Your task is to quote the material that follows, in full and exactly.

Start Entries provided

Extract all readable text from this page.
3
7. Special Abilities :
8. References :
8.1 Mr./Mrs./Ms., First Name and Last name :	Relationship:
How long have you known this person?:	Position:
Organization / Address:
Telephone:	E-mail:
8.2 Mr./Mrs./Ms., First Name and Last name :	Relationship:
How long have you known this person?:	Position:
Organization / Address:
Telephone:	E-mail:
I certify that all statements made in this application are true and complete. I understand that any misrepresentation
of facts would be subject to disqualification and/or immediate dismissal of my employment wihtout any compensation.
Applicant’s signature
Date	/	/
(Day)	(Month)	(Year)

End Entries provided

» **Solved problem**
Extract all readable text from this page.
3
7. Special Abilities :
8. References :
8.1 Mr./Mrs./Ms., First Name and Last name :	Relationship:
How long have you known this person?:	Position:
Organization / Address:
Telephone:	E-mail:
8.2 Mr./Mrs./Ms., First Name and Last name :	Relationship:
How long have you known this person?:	Position:
Organization / Address:
Telephone:	E-mail:
I certify that all statements made in this application are true and complete. I understand that any misrepresentation
of facts would be subject to disqualification and/or immediate dismissal of my employment wihtout any compensation.
Applicant’s signature
Date	/	/
(Day)	(Month)	(Year)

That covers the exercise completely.